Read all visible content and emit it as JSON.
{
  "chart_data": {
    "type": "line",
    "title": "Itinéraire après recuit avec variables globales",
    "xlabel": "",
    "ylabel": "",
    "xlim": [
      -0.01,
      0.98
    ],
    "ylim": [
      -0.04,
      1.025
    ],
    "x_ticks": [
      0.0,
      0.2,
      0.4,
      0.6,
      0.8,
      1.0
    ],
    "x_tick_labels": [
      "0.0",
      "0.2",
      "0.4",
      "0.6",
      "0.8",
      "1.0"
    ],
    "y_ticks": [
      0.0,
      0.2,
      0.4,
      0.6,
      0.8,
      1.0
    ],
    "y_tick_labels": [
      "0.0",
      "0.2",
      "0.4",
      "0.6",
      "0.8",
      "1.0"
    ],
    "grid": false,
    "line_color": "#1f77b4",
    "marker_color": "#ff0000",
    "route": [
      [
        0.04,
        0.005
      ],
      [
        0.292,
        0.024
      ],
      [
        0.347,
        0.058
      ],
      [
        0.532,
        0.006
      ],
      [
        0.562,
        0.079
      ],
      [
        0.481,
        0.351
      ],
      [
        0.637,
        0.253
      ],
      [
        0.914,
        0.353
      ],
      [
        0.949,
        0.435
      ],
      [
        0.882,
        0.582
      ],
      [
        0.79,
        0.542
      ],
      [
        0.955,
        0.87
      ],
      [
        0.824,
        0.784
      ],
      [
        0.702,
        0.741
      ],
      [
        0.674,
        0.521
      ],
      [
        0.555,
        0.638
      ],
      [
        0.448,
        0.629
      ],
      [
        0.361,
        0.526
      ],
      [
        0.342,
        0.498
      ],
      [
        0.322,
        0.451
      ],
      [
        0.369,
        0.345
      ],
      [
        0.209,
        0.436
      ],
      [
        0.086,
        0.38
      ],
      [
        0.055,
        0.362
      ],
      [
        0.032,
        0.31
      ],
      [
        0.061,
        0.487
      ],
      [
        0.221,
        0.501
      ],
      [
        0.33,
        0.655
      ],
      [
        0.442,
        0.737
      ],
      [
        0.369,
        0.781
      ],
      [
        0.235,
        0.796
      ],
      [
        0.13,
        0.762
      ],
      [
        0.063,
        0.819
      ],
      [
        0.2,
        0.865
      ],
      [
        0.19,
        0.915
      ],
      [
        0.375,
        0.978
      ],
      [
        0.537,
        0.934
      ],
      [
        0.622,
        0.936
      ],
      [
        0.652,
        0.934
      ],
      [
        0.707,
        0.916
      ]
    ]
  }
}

....................

**Goal:**
Every entry must be retyped in full, exactly as given.

**Exercise output:**
Read all visible content and emit it as JSON.
{
  "chart_data": {
    "type": "line",
    "title": "Itinéraire après recuit avec variables globales",
    "xlabel": "",
    "ylabel": "",
    "xlim": [
      -0.01,
      0.98
    ],
    "ylim": [
      -0.04,
      1.025
    ],
    "x_ticks": [
      0.0,
      0.2,
      0.4,
      0.6,
      0.8,
      1.0
    ],
    "x_tick_labels": [
      "0.0",
      "0.2",
      "0.4",
      "0.6",
      "0.8",
      "1.0"
    ],
    "y_ticks": [
      0.0,
      0.2,
      0.4,
      0.6,
      0.8,
      1.0
    ],
    "y_tick_labels": [
      "0.0",
      "0.2",
      "0.4",
      "0.6",
      "0.8",
      "1.0"
    ],
    "grid": false,
    "line_color": "#1f77b4",
    "marker_color": "#ff0000",
    "route": [
      [
        0.04,
        0.005
      ],
      [
        0.292,
        0.024
      ],
      [
        0.347,
        0.058
      ],
      [
        0.532,
        0.006
      ],
      [
        0.562,
        0.079
      ],
      [
        0.481,
        0.351
      ],
      [
        0.637,
        0.253
      ],
      [
        0.914,
        0.353
      ],
      [
        0.949,
        0.435
      ],
      [
        0.882,
        0.582
      ],
      [
        0.79,
        0.542
      ],
      [
        0.955,
        0.87
      ],
      [
        0.824,
        0.784
      ],
      [
        0.702,
        0.741
      ],
      [
        0.674,
        0.521
      ],
      [
        0.555,
        0.638
      ],
      [
        0.448,
        0.629
      ],
      [
        0.361,
        0.526
      ],
      [
        0.342,
        0.498
      ],
      [
        0.322,
        0.451
      ],
      [
        0.369,
        0.345
      ],
      [
        0.209,
        0.436
      ],
      [
        0.086,
        0.38
      ],
      [
        0.055,
        0.362
      ],
      [
        0.032,
        0.31
      ],
      [
        0.061,
        0.487
      ],
      [
        0.221,
        0.501
      ],
      [
        0.33,
        0.655
      ],
      [
        0.442,
        0.737
      ],
      [
        0.369,
        0.781
      ],
      [
        0.235,
        0.796
      ],
      [
        0.13,
        0.762
      ],
      [
        0.063,
        0.819
      ],
      [
        0.2,
        0.865
      ],
      [
        0.19,
        0.915
      ],
      [
        0.375,
        0.978
      ],
      [
        0.537,
        0.934
      ],
      [
        0.622,
        0.936
      ],
      [
        0.652,
        0.934
      ],
      [
        0.707,
        0.916
      ]
    ]
  }
}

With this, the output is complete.